SUPPLIED PASSAGE
= = = = =

Michael Adelman's avatar

Trump has articulated no clear limiting principle that rules out what I am describing. And I wouldn't say, in general, that he's a "limiting principles" kind of guy ...

KateLE's avatar

If it were destabilizing, then all of the other countries with no birthplace citizenship (the overwhelming majority) would be destabilized. It would be relatively easy to draw a line and say everyone born from today onwards is subject to the corrected rule. We have precedent for that. We could perhaps call it "grandfathered in".

J. J. Ramsey's avatar

"If it were destabilizing, then all of the other countries with no birthplace citizenship (the overwhelming majority) would be destabilized."

That doesn't follow at all. There's a huge difference between a country that never had birthright citizenship and kept its citizenship rules consistent, and one that used to have birthright citizenship but had it change suddenly and retroactively.

Helikitty's avatar

It would be good if there were one international standard for this. I don’t have much of an opinion on jus soli vs jus sanguinis so long as all countries operate along the same rules, but they don’t. It’s not right for there to be stateless people.

John E's avatar

If there was an international standard it would jus sanguinis. The issue with that approach is that you have large populations of people currently not accepted as citizens in any country. If you carried jus sanguinis forward, that would continue.

John E's avatar

"but had it change suddenly and retroactively."

I think the 14th amendment is clear and the Trump administration is wrong. But I don't see it be "retroactive" and I'm not sure how you would make any change here and it not be "sudden."

J. J. Ramsey's avatar

Remember that court rulings are about interpretation of the law, not legislation. With legislation changes, one can say, "Those were the old rules; these are the new ones." With a court ruling, the implication of a change of interpretation is that the previous interpretation was incorrect and should never have been considered the law at all. Thus, a ruling in favor of Trump on birthright citizenship would imply that several people who thought they were citizens never were in the first place. That's where the retroactive aspect comes in.

= = = = =

LISTED RECORDS

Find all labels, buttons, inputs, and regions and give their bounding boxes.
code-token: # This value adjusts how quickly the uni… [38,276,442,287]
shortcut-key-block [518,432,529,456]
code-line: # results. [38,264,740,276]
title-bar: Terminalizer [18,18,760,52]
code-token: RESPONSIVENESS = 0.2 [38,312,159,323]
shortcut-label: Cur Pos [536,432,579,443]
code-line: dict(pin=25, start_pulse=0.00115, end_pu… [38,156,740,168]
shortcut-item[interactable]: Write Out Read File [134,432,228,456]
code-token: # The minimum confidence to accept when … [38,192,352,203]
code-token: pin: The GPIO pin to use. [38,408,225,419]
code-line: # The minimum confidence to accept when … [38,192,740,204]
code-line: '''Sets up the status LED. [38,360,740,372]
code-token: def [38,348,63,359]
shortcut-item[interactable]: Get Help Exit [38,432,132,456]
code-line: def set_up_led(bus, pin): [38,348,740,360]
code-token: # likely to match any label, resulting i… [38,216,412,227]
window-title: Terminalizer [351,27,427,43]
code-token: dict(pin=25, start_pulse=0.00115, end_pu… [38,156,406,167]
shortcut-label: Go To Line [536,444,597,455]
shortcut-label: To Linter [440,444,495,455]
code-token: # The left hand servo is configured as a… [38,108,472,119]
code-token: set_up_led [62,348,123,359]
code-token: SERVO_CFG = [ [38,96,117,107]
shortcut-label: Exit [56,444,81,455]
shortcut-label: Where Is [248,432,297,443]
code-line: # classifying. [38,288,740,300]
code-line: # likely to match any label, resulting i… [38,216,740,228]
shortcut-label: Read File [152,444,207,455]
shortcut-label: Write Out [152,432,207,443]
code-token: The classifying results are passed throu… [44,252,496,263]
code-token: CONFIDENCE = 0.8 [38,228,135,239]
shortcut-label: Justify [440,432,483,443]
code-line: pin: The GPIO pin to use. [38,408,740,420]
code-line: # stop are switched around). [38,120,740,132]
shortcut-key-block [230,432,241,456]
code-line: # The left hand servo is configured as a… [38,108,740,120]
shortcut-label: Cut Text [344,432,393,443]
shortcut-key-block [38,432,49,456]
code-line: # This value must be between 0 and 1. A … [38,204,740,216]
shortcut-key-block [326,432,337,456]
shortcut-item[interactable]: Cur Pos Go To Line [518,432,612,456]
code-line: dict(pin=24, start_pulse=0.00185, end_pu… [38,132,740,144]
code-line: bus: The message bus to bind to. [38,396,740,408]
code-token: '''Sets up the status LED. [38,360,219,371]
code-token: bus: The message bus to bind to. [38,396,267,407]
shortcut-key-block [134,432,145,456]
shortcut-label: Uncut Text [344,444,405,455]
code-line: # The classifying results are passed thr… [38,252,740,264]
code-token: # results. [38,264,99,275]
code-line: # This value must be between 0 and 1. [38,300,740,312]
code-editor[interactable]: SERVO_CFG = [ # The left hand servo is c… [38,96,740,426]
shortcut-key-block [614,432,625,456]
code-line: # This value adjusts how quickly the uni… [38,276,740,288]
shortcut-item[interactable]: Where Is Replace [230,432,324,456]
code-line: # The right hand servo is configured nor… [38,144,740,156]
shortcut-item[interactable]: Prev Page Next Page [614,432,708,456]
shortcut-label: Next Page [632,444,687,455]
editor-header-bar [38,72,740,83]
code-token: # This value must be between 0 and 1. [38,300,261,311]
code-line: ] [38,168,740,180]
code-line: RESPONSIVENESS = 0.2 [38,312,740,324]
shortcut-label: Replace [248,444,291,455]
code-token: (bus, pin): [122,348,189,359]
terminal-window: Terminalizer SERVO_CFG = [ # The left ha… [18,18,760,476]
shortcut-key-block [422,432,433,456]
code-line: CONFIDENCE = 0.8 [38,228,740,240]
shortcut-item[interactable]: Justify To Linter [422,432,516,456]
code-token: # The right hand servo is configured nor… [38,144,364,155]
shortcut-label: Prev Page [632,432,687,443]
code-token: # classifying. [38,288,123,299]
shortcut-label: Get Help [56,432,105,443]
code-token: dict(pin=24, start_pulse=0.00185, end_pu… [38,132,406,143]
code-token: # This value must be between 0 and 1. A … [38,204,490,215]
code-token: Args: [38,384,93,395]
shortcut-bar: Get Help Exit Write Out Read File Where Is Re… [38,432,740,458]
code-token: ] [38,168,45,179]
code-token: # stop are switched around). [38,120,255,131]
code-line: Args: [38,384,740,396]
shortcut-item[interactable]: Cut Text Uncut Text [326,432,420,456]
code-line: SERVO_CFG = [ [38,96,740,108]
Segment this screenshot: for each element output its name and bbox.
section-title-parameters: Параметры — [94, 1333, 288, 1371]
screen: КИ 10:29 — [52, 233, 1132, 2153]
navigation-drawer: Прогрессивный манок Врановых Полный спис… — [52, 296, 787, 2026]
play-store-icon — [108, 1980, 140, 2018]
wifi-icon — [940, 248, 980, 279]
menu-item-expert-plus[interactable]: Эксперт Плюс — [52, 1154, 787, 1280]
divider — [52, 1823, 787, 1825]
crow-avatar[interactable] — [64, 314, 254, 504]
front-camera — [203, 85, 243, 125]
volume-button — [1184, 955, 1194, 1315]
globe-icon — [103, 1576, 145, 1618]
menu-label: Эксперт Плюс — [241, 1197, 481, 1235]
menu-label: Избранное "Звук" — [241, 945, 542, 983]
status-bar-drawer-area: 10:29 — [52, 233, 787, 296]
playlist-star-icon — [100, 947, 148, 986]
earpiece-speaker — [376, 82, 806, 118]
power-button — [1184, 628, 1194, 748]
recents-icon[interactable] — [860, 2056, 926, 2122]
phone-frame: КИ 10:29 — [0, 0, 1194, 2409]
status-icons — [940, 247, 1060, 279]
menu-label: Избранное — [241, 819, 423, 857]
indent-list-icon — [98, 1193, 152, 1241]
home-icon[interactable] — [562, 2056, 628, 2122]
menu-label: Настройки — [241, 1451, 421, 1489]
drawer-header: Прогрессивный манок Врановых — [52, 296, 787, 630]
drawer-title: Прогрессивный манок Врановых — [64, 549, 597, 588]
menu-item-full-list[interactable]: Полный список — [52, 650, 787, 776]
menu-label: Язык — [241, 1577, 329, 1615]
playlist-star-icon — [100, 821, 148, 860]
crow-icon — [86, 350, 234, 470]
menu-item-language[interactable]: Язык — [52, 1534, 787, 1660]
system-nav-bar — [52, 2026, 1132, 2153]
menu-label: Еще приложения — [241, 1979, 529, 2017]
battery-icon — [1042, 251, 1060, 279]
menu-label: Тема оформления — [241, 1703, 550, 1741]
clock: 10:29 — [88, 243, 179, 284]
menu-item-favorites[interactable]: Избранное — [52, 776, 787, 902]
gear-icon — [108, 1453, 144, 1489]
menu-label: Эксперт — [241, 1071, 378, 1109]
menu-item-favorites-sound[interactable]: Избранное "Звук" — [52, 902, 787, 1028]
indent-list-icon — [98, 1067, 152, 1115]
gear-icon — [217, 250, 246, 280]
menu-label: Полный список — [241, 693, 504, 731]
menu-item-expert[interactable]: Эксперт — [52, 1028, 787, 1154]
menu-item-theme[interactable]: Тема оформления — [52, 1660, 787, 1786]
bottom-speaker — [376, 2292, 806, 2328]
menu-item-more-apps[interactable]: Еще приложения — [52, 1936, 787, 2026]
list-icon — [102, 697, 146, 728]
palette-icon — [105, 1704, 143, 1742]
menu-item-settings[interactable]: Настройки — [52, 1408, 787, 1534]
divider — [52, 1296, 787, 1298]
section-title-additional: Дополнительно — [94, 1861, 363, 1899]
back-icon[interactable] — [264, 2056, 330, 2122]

= = = = =

WHAT IS NEEDED
Resume the comment thread on birthright citizenship after its last sentence. The listing is separate material, unrelated to the comment thread on birthright citizenship.

YOUR RESPONSE
Michael Adelman's avatar

The Trump Administration is trying to totally upend over a century of settled citizenship law by executive fiat. That's fundamentally just a massively destabilizing thing to do (and that would be true of upending long-settled citizenship law in any country with any system).

This is a common misperception I see about these sorts of highly destabilizing Trump Administration actions. People who share Trump's normative preferences want to give him the benefit of the doubt that, no matter what particular load-bearing pillar of the rule of law he is trying to smash, he will make some reasonable accomodation and things will be OK. But that doesn't address the fundamental problems that (1) smashing load-bearing pillars of the rule of law is bad on its own terms, and (2) an Administration that behaves this way can't necessarily be counted on to pursue reasonable and stabilizing accomodations.

disinterested's avatar

> destabilized

Since those countries have always had this system, I believe the word you're looking for is "unstable" and, uh, isn't that what conservatives say about Europe?

Evan's avatar

Your birth certificate would be fine because it predates the trump order.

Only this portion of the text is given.